- [Supplied records]
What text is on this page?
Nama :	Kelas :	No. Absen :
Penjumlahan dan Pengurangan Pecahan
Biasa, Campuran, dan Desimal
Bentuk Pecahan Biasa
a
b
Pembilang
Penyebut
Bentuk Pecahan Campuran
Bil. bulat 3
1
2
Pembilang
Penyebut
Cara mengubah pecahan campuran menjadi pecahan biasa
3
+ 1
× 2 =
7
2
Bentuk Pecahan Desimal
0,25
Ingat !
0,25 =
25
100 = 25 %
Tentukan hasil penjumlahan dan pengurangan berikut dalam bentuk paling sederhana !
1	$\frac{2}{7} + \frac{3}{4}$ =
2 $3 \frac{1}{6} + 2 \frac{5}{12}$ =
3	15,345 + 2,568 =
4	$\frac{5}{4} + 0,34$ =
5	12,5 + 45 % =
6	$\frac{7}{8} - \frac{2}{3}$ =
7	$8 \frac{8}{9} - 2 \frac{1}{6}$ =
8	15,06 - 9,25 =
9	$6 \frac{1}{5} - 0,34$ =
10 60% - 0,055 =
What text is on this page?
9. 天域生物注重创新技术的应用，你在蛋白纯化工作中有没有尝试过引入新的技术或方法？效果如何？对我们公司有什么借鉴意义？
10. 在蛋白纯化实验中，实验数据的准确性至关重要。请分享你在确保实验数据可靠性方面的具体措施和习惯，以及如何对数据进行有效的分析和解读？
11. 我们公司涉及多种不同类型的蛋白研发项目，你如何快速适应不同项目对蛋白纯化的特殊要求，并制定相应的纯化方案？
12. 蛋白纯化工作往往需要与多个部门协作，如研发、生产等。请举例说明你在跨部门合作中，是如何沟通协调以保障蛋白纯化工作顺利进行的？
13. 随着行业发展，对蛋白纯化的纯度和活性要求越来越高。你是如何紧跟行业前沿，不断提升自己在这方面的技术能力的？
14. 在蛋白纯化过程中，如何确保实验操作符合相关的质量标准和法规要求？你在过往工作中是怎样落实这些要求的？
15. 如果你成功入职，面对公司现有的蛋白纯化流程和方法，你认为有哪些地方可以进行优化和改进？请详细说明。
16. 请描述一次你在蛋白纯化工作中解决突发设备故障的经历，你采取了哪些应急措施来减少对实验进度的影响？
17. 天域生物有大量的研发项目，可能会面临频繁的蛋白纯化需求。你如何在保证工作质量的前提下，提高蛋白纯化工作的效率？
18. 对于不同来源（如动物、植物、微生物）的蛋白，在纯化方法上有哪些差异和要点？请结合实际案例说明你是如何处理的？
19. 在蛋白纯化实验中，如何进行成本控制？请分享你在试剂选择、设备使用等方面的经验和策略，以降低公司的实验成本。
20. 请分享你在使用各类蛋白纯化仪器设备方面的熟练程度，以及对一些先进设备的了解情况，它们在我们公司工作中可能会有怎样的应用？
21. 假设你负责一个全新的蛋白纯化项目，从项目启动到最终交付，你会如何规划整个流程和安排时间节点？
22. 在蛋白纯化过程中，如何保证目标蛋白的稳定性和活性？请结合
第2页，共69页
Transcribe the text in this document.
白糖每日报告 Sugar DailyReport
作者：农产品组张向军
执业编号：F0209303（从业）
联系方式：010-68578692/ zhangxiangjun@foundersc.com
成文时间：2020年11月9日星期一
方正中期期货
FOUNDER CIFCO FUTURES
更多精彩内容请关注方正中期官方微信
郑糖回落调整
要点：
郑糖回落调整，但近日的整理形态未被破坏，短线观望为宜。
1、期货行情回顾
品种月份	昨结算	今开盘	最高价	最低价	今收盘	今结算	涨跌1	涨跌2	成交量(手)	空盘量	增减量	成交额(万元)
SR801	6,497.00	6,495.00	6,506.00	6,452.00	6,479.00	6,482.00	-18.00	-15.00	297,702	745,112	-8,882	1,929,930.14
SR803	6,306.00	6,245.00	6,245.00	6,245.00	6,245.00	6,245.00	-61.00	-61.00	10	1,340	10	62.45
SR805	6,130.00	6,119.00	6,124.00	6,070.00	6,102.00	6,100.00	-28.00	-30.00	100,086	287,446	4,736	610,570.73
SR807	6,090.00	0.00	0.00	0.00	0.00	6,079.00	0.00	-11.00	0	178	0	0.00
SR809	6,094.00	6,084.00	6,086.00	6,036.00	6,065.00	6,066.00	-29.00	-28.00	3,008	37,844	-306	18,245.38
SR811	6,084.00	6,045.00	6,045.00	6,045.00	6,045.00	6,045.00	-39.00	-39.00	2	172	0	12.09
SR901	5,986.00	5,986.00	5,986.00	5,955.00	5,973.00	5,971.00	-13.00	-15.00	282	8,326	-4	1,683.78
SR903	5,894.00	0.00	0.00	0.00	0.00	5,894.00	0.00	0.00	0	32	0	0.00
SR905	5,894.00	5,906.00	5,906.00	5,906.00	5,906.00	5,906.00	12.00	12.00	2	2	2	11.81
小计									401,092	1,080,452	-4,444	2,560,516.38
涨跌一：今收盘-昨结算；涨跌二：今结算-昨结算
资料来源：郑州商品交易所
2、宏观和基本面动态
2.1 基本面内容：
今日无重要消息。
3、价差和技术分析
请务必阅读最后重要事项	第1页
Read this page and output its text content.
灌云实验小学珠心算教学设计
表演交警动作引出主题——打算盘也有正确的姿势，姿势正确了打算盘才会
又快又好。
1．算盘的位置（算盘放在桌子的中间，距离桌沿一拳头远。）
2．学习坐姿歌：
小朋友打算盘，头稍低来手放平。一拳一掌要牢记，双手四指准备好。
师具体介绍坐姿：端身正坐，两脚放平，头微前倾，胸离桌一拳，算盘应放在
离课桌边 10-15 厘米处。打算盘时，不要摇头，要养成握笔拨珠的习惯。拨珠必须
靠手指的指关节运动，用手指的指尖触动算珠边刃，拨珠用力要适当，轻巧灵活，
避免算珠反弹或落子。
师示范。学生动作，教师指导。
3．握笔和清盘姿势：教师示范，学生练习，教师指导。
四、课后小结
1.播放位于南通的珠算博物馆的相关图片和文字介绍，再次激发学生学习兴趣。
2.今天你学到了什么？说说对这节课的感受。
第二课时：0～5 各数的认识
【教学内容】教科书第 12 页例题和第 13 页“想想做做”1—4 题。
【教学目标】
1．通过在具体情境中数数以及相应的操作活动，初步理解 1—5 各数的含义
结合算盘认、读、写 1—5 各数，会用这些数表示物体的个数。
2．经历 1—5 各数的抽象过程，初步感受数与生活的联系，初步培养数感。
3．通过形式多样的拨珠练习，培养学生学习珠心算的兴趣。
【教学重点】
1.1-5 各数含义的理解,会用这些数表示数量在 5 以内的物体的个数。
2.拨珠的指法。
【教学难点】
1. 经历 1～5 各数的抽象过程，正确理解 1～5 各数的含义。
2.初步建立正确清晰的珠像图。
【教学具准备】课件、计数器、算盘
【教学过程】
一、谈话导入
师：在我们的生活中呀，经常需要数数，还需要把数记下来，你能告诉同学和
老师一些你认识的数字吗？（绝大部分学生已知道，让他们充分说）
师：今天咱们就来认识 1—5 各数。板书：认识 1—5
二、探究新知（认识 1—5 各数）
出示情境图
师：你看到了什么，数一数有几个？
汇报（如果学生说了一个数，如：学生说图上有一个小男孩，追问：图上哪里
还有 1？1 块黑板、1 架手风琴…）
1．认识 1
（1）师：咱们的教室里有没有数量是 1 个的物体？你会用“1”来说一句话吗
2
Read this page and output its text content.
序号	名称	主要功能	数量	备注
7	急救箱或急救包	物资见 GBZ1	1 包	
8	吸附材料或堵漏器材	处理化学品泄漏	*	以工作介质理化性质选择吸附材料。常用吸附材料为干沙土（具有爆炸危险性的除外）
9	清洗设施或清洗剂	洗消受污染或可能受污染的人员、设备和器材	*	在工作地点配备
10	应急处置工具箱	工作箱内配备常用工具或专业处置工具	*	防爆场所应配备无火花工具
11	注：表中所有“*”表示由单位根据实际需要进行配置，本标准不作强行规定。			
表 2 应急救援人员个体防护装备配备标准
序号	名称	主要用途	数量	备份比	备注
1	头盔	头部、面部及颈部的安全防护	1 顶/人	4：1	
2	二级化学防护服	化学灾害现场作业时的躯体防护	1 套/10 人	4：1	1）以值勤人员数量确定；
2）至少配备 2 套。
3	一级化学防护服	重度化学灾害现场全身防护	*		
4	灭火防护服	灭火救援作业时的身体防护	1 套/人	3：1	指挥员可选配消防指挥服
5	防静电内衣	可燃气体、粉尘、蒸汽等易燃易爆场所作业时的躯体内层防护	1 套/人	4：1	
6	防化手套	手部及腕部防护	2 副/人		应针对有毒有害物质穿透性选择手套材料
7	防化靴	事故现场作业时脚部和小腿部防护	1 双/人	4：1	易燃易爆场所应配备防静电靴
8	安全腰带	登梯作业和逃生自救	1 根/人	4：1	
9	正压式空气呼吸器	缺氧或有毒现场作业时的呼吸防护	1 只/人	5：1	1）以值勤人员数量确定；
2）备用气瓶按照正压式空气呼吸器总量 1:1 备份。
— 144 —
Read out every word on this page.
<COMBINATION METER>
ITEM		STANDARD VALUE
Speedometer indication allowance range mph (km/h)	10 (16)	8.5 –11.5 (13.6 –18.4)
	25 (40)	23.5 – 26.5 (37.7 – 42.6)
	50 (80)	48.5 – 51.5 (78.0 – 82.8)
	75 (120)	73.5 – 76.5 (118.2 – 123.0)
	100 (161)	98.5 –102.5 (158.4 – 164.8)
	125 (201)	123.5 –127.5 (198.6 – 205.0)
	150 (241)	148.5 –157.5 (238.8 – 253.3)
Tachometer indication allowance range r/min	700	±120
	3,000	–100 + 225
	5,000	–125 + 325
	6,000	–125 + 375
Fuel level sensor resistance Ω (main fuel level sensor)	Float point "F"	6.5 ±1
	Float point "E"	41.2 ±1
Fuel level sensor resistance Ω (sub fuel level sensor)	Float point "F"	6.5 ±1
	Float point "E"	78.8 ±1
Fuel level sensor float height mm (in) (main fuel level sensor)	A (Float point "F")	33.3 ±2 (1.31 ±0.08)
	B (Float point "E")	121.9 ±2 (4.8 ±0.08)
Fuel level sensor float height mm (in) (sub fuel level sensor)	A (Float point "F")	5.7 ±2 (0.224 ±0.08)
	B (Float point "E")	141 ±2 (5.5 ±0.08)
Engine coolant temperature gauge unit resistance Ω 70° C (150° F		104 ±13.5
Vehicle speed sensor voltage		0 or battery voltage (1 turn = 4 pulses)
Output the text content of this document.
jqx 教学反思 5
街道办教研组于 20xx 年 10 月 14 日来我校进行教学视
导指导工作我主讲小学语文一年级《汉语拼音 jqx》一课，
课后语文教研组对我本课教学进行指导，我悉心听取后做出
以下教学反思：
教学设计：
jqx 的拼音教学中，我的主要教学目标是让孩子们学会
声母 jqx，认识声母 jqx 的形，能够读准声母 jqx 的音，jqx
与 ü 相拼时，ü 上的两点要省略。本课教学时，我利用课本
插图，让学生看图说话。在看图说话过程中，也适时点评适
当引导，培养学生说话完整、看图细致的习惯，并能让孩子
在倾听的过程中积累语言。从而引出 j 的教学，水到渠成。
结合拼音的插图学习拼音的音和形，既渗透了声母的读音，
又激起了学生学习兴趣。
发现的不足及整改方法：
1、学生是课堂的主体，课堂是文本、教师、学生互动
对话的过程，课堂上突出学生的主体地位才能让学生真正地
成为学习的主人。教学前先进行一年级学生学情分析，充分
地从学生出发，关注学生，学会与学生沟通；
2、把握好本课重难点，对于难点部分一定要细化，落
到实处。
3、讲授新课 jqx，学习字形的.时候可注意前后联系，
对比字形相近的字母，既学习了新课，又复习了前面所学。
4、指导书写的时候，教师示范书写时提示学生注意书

- [Aim] Read through the entries and copy every line that includes "郑糖回落调整".

- [Completed exercise]
郑糖回落调整
郑糖回落调整，但近日的整理形态未被破坏，短线观望为宜。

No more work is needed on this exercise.